### Problem statement
From the listing below, return each line that includes "loan".

Dataset records
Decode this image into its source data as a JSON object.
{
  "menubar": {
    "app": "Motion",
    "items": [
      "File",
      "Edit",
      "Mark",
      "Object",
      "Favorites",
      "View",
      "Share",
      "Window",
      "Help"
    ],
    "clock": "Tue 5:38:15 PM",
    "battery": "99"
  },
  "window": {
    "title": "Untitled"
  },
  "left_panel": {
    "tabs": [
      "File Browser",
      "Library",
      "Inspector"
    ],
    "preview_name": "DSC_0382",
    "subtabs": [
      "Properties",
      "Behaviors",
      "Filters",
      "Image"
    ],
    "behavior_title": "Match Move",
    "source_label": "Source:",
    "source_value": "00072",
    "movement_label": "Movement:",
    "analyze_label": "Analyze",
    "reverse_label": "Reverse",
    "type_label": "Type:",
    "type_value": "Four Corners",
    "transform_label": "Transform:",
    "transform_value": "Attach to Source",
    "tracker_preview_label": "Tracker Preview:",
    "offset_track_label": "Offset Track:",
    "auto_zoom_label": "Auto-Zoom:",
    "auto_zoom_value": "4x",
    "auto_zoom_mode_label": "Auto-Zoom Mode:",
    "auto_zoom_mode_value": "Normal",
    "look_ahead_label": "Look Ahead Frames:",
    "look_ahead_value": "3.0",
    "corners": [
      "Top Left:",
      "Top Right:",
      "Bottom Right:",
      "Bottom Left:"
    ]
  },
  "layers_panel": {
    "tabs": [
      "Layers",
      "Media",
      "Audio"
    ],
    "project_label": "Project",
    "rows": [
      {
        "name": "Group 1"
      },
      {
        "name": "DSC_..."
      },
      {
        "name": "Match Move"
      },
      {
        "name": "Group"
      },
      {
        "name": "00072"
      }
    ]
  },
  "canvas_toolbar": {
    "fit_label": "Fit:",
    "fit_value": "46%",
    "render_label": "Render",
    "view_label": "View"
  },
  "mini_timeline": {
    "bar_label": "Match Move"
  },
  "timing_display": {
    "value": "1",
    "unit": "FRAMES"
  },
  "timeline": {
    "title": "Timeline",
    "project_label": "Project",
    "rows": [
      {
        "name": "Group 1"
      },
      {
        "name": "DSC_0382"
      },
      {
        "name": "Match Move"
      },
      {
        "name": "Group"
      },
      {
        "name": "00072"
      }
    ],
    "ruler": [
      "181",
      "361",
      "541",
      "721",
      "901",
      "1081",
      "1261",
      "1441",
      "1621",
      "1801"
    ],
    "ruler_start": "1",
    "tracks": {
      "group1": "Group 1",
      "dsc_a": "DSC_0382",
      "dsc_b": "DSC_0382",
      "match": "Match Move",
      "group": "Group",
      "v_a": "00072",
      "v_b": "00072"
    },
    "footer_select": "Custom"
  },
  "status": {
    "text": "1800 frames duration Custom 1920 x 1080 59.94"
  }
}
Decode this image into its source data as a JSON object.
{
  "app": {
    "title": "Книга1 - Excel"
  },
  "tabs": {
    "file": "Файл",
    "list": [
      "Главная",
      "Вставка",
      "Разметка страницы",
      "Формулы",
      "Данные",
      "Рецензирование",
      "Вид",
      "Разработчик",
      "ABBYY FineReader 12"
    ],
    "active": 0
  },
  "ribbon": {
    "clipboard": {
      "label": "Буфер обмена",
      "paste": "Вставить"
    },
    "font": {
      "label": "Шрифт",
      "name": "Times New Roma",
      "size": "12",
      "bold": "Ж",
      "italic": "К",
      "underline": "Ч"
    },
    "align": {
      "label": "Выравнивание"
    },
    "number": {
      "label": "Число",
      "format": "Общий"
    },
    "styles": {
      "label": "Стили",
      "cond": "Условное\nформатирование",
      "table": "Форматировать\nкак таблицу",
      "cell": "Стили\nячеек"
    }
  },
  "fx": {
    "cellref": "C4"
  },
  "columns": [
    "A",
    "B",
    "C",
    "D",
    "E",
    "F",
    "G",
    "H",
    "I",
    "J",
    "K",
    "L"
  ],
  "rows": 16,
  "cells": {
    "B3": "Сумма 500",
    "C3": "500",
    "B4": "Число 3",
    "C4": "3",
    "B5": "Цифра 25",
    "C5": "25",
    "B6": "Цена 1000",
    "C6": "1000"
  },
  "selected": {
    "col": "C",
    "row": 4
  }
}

...

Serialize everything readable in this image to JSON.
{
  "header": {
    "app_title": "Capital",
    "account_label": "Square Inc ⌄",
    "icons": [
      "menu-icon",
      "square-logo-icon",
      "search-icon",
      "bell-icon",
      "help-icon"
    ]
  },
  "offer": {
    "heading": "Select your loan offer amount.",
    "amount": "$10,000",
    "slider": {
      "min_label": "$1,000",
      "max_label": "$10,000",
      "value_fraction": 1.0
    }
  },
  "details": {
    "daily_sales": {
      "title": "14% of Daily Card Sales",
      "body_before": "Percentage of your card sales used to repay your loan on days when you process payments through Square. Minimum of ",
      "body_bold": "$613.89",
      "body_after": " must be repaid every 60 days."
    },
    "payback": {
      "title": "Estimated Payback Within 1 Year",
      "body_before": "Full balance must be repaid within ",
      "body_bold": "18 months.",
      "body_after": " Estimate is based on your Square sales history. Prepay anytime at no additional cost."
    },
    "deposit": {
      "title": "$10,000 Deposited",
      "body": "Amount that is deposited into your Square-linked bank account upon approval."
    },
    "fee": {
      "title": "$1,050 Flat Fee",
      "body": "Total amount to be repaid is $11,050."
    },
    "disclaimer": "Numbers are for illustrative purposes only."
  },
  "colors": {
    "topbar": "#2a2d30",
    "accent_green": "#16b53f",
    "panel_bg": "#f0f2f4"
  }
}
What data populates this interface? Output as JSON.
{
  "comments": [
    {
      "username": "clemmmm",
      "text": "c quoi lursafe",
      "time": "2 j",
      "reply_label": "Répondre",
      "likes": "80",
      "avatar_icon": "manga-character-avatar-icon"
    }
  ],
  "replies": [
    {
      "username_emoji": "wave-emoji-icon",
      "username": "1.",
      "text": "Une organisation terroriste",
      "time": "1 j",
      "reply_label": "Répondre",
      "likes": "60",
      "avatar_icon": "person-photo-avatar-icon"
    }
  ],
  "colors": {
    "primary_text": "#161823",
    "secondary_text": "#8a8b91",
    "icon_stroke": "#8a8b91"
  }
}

...

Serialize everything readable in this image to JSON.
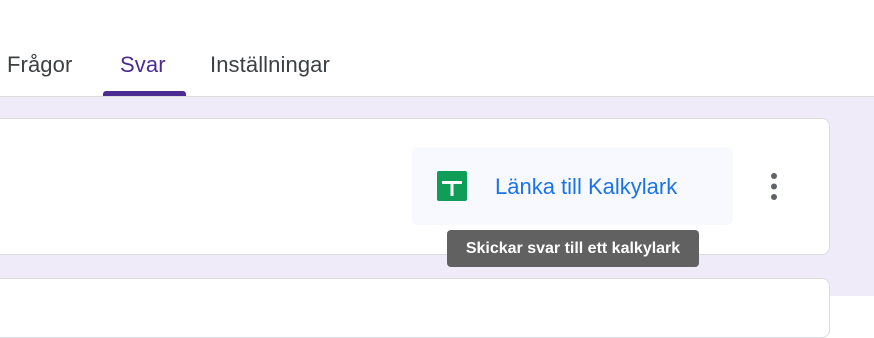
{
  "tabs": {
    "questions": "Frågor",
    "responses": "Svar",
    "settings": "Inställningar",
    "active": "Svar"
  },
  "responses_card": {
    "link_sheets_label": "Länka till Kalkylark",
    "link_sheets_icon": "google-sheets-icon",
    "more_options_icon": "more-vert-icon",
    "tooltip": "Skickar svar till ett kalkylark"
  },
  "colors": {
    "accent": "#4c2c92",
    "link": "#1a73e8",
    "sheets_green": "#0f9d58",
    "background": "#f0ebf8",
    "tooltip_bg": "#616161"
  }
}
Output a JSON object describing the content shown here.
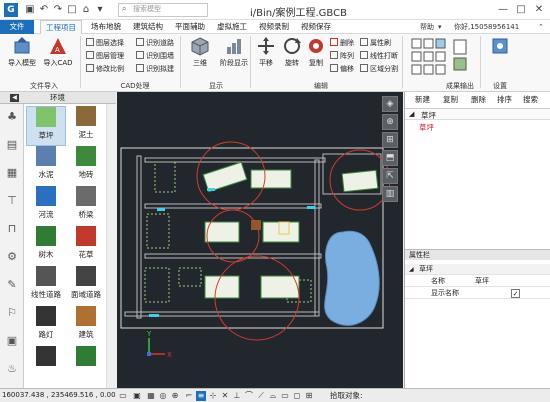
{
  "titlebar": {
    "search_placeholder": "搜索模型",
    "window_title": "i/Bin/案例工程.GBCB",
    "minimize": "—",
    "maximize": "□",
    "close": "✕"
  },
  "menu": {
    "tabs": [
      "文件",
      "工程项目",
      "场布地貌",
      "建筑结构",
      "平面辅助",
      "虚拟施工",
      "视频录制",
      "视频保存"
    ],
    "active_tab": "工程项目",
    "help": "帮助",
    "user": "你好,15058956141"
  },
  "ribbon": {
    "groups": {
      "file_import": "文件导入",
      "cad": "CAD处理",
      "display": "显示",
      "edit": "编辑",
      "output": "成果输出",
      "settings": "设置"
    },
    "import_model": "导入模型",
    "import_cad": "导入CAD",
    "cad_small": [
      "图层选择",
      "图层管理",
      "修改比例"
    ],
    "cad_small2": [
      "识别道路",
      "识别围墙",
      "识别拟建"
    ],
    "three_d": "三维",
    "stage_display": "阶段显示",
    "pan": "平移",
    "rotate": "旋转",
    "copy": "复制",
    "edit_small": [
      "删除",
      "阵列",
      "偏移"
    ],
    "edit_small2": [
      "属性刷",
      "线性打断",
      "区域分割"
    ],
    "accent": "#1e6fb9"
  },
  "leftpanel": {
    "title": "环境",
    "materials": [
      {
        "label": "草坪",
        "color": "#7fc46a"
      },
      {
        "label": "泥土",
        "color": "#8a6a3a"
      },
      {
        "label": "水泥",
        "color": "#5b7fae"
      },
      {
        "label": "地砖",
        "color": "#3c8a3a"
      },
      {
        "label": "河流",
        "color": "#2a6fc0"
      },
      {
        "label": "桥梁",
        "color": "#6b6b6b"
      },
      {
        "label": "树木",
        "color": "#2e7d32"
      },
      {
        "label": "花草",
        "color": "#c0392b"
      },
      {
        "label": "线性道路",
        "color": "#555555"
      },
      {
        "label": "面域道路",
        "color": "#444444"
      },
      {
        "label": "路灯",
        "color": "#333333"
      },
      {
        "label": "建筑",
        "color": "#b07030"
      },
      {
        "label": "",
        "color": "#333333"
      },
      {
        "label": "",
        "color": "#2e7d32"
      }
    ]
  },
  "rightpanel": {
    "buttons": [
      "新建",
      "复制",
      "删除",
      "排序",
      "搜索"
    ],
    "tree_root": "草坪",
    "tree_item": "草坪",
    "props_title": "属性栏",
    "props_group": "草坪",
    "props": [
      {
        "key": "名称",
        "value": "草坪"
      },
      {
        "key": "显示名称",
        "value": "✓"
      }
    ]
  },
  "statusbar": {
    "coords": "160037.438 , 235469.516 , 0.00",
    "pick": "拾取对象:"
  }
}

### Answer for this exercise
    "heading": "Select your loan offer amount.",
      "body_before": "Percentage of your card sales used to repay your loan on days when you process payments through Square. Minimum of ",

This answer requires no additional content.